• EXERCISE PROMPT:
Below are records to be output exactly, every one of them.
● ● ● ● ● ● ●
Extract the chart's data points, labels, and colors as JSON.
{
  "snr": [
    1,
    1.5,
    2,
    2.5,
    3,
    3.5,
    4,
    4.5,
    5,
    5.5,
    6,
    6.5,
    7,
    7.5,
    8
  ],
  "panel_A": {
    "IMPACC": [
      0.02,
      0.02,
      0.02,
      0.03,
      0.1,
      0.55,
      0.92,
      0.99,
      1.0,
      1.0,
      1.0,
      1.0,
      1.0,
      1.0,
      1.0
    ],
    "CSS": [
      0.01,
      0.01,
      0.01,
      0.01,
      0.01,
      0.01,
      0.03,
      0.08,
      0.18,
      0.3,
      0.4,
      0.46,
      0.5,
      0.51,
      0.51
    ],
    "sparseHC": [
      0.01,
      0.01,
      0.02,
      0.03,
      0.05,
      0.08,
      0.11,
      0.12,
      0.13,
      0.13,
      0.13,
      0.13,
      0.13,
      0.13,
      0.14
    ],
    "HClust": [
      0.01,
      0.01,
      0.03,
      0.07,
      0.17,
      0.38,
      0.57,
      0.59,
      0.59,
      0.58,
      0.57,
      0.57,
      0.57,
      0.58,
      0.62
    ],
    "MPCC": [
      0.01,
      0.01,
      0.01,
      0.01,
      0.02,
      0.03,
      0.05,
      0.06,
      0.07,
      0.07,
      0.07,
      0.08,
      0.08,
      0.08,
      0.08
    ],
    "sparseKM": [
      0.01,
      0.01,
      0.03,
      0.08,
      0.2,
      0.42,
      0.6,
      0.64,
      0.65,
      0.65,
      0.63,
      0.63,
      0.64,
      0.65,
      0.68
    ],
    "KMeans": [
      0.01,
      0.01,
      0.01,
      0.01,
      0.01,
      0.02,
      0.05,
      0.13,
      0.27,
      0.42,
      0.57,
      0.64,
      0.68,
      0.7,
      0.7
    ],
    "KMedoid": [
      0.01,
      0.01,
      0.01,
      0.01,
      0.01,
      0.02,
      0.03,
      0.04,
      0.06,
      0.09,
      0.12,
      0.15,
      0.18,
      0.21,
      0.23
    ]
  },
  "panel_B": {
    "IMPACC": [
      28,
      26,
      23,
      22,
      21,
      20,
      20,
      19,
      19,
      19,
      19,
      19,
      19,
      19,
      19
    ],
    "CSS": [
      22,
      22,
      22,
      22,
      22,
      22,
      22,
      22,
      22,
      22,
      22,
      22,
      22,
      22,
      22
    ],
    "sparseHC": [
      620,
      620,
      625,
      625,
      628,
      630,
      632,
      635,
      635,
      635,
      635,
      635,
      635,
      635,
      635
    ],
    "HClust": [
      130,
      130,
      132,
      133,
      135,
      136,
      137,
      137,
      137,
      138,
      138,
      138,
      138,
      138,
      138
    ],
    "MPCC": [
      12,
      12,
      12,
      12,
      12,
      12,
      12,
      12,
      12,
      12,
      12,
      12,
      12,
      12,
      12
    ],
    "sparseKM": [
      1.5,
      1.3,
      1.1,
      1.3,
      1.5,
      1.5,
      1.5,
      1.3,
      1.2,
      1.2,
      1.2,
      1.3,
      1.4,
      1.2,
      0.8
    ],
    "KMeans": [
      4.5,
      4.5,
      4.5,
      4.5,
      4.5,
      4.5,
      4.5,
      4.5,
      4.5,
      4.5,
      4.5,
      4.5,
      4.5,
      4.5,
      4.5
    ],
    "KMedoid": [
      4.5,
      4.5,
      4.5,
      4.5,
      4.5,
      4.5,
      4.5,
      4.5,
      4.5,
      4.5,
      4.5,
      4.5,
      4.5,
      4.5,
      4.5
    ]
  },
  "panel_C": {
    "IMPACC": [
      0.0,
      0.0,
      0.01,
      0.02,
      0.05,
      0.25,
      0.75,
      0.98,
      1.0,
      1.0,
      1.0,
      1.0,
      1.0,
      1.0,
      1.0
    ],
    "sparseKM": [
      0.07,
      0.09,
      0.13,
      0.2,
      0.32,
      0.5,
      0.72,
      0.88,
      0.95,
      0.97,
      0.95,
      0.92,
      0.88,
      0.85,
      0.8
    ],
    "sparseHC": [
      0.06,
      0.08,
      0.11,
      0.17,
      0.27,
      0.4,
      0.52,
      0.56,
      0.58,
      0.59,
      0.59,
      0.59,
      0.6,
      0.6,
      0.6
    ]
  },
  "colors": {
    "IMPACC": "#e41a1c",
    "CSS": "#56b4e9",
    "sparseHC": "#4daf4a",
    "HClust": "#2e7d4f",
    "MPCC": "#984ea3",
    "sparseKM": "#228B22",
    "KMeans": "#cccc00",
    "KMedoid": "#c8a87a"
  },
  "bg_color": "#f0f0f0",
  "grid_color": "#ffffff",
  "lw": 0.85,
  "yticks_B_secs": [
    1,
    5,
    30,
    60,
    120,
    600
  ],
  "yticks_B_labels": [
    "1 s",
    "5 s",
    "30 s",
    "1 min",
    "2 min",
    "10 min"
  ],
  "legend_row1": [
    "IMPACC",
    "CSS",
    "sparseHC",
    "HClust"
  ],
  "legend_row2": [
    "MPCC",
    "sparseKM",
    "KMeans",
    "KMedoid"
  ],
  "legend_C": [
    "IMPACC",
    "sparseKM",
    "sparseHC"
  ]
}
● ● ● ● ● ● ●
• RESULT OF THE TASK:
Extract the chart's data points, labels, and colors as JSON.
{
  "snr": [
    1,
    1.5,
    2,
    2.5,
    3,
    3.5,
    4,
    4.5,
    5,
    5.5,
    6,
    6.5,
    7,
    7.5,
    8
  ],
  "panel_A": {
    "IMPACC": [
      0.02,
      0.02,
      0.02,
      0.03,
      0.1,
      0.55,
      0.92,
      0.99,
      1.0,
      1.0,
      1.0,
      1.0,
      1.0,
      1.0,
      1.0
    ],
    "CSS": [
      0.01,
      0.01,
      0.01,
      0.01,
      0.01,
      0.01,
      0.03,
      0.08,
      0.18,
      0.3,
      0.4,
      0.46,
      0.5,
      0.51,
      0.51
    ],
    "sparseHC": [
      0.01,
      0.01,
      0.02,
      0.03,
      0.05,
      0.08,
      0.11,
      0.12,
      0.13,
      0.13,
      0.13,
      0.13,
      0.13,
      0.13,
      0.14
    ],
    "HClust": [
      0.01,
      0.01,
      0.03,
      0.07,
      0.17,
      0.38,
      0.57,
      0.59,
      0.59,
      0.58,
      0.57,
      0.57,
      0.57,
      0.58,
      0.62
    ],
    "MPCC": [
      0.01,
      0.01,
      0.01,
      0.01,
      0.02,
      0.03,
      0.05,
      0.06,
      0.07,
      0.07,
      0.07,
      0.08,
      0.08,
      0.08,
      0.08
    ],
    "sparseKM": [
      0.01,
      0.01,
      0.03,
      0.08,
      0.2,
      0.42,
      0.6,
      0.64,
      0.65,
      0.65,
      0.63,
      0.63,
      0.64,
      0.65,
      0.68
    ],
    "KMeans": [
      0.01,
      0.01,
      0.01,
      0.01,
      0.01,
      0.02,
      0.05,
      0.13,
      0.27,
      0.42,
      0.57,
      0.64,
      0.68,
      0.7,
      0.7
    ],
    "KMedoid": [
      0.01,
      0.01,
      0.01,
      0.01,
      0.01,
      0.02,
      0.03,
      0.04,
      0.06,
      0.09,
      0.12,
      0.15,
      0.18,
      0.21,
      0.23
    ]
  },
  "panel_B": {
    "IMPACC": [
      28,
      26,
      23,
      22,
      21,
      20,
      20,
      19,
      19,
      19,
      19,
      19,
      19,
      19,
      19
    ],
    "CSS": [
      22,
      22,
      22,
      22,
      22,
      22,
      22,
      22,
      22,
      22,
      22,
      22,
      22,
      22,
      22
    ],
    "sparseHC": [
      620,
      620,
      625,
      625,
      628,
      630,
      632,
      635,
      635,
      635,
      635,
      635,
      635,
      635,
      635
    ],
    "HClust": [
      130,
      130,
      132,
      133,
      135,
      136,
      137,
      137,
      137,
      138,
      138,
      138,
      138,
      138,
      138
    ],
    "MPCC": [
      12,
      12,
      12,
      12,
      12,
      12,
      12,
      12,
      12,
      12,
      12,
      12,
      12,
      12,
      12
    ],
    "sparseKM": [
      1.5,
      1.3,
      1.1,
      1.3,
      1.5,
      1.5,
      1.5,
      1.3,
      1.2,
      1.2,
      1.2,
      1.3,
      1.4,
      1.2,
      0.8
    ],
    "KMeans": [
      4.5,
      4.5,
      4.5,
      4.5,
      4.5,
      4.5,
      4.5,
      4.5,
      4.5,
      4.5,
      4.5,
      4.5,
      4.5,
      4.5,
      4.5
    ],
    "KMedoid": [
      4.5,
      4.5,
      4.5,
      4.5,
      4.5,
      4.5,
      4.5,
      4.5,
      4.5,
      4.5,
      4.5,
      4.5,
      4.5,
      4.5,
      4.5
    ]
  },
  "panel_C": {
    "IMPACC": [
      0.0,
      0.0,
      0.01,
      0.02,
      0.05,
      0.25,
      0.75,
      0.98,
      1.0,
      1.0,
      1.0,
      1.0,
      1.0,
      1.0,
      1.0
    ],
    "sparseKM": [
      0.07,
      0.09,
      0.13,
      0.2,
      0.32,
      0.5,
      0.72,
      0.88,
      0.95,
      0.97,
      0.95,
      0.92,
      0.88,
      0.85,
      0.8
    ],
    "sparseHC": [
      0.06,
      0.08,
      0.11,
      0.17,
      0.27,
      0.4,
      0.52,
      0.56,
      0.58,
      0.59,
      0.59,
      0.59,
      0.6,
      0.6,
      0.6
    ]
  },
  "colors": {
    "IMPACC": "#e41a1c",
    "CSS": "#56b4e9",
    "sparseHC": "#4daf4a",
    "HClust": "#2e7d4f",
    "MPCC": "#984ea3",
    "sparseKM": "#228B22",
    "KMeans": "#cccc00",
    "KMedoid": "#c8a87a"
  },
  "bg_color": "#f0f0f0",
  "grid_color": "#ffffff",
  "lw": 0.85,
  "yticks_B_secs": [
    1,
    5,
    30,
    60,
    120,
    600
  ],
  "yticks_B_labels": [
    "1 s",
    "5 s",
    "30 s",
    "1 min",
    "2 min",
    "10 min"
  ],
  "legend_row1": [
    "IMPACC",
    "CSS",
    "sparseHC",
    "HClust"
  ],
  "legend_row2": [
    "MPCC",
    "sparseKM",
    "KMeans",
    "KMedoid"
  ],
  "legend_C": [
    "IMPACC",
    "sparseKM",
    "sparseHC"
  ]
}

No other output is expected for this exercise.